> Objective
Each record must be reproduced exactly as it is shown.

[Extracted records]
....

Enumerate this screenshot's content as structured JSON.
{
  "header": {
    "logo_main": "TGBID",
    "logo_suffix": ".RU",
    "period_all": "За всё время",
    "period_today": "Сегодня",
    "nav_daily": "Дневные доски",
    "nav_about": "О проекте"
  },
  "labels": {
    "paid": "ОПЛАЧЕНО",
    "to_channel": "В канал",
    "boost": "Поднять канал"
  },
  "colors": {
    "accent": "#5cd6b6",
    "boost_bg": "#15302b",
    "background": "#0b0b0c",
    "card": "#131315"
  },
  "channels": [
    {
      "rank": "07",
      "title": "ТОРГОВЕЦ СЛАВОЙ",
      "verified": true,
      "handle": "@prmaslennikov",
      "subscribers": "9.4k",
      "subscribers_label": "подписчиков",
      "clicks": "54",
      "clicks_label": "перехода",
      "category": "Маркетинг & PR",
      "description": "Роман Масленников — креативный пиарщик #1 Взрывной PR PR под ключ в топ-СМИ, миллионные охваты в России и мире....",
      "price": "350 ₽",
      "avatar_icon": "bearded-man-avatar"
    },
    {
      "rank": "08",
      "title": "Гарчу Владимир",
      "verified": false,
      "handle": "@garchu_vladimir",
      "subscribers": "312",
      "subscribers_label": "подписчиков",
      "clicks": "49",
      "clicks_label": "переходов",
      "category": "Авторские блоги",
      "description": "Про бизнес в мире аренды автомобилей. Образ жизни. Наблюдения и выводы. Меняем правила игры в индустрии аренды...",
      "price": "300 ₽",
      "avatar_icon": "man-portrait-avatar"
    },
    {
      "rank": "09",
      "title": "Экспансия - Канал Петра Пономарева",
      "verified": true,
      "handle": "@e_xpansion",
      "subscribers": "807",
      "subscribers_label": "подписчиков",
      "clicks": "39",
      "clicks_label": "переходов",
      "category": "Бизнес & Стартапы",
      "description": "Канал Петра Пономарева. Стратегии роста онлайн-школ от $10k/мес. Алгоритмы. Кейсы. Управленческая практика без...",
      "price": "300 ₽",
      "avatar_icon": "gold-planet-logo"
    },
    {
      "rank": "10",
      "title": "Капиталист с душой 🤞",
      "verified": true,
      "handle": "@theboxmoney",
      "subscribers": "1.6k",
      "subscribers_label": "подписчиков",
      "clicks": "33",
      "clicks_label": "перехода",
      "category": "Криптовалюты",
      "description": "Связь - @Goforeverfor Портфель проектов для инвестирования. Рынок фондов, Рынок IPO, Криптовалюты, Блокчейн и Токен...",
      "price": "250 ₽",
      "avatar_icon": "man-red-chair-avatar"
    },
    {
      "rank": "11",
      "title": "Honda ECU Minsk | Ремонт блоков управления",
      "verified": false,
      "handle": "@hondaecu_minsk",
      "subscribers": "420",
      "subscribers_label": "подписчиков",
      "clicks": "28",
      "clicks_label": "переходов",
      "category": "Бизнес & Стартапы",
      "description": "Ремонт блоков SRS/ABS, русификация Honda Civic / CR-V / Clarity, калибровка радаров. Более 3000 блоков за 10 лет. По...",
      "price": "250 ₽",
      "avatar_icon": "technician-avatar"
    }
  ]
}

....

> Complete output
Enumerate this screenshot's content as structured JSON.
{
  "header": {
    "logo_main": "TGBID",
    "logo_suffix": ".RU",
    "period_all": "За всё время",
    "period_today": "Сегодня",
    "nav_daily": "Дневные доски",
    "nav_about": "О проекте"
  },
  "labels": {
    "paid": "ОПЛАЧЕНО",
    "to_channel": "В канал",
    "boost": "Поднять канал"
  },
  "colors": {
    "accent": "#5cd6b6",
    "boost_bg": "#15302b",
    "background": "#0b0b0c",
    "card": "#131315"
  },
  "channels": [
    {
      "rank": "07",
      "title": "ТОРГОВЕЦ СЛАВОЙ",
      "verified": true,
      "handle": "@prmaslennikov",
      "subscribers": "9.4k",
      "subscribers_label": "подписчиков",
      "clicks": "54",
      "clicks_label": "перехода",
      "category": "Маркетинг & PR",
      "description": "Роман Масленников — креативный пиарщик #1 Взрывной PR PR под ключ в топ-СМИ, миллионные охваты в России и мире....",
      "price": "350 ₽",
      "avatar_icon": "bearded-man-avatar"
    },
    {
      "rank": "08",
      "title": "Гарчу Владимир",
      "verified": false,
      "handle": "@garchu_vladimir",
      "subscribers": "312",
      "subscribers_label": "подписчиков",
      "clicks": "49",
      "clicks_label": "переходов",
      "category": "Авторские блоги",
      "description": "Про бизнес в мире аренды автомобилей. Образ жизни. Наблюдения и выводы. Меняем правила игры в индустрии аренды...",
      "price": "300 ₽",
      "avatar_icon": "man-portrait-avatar"
    },
    {
      "rank": "09",
      "title": "Экспансия - Канал Петра Пономарева",
      "verified": true,
      "handle": "@e_xpansion",
      "subscribers": "807",
      "subscribers_label": "подписчиков",
      "clicks": "39",
      "clicks_label": "переходов",
      "category": "Бизнес & Стартапы",
      "description": "Канал Петра Пономарева. Стратегии роста онлайн-школ от $10k/мес. Алгоритмы. Кейсы. Управленческая практика без...",
      "price": "300 ₽",
      "avatar_icon": "gold-planet-logo"
    },
    {
      "rank": "10",
      "title": "Капиталист с душой 🤞",
      "verified": true,
      "handle": "@theboxmoney",
      "subscribers": "1.6k",
      "subscribers_label": "подписчиков",
      "clicks": "33",
      "clicks_label": "перехода",
      "category": "Криптовалюты",
      "description": "Связь - @Goforeverfor Портфель проектов для инвестирования. Рынок фондов, Рынок IPO, Криптовалюты, Блокчейн и Токен...",
      "price": "250 ₽",
      "avatar_icon": "man-red-chair-avatar"
    },
    {
      "rank": "11",
      "title": "Honda ECU Minsk | Ремонт блоков управления",
      "verified": false,
      "handle": "@hondaecu_minsk",
      "subscribers": "420",
      "subscribers_label": "подписчиков",
      "clicks": "28",
      "clicks_label": "переходов",
      "category": "Бизнес & Стартапы",
      "description": "Ремонт блоков SRS/ABS, русификация Honda Civic / CR-V / Clarity, калибровка радаров. Более 3000 блоков за 10 лет. По...",
      "price": "250 ₽",
      "avatar_icon": "technician-avatar"
    }
  ]
}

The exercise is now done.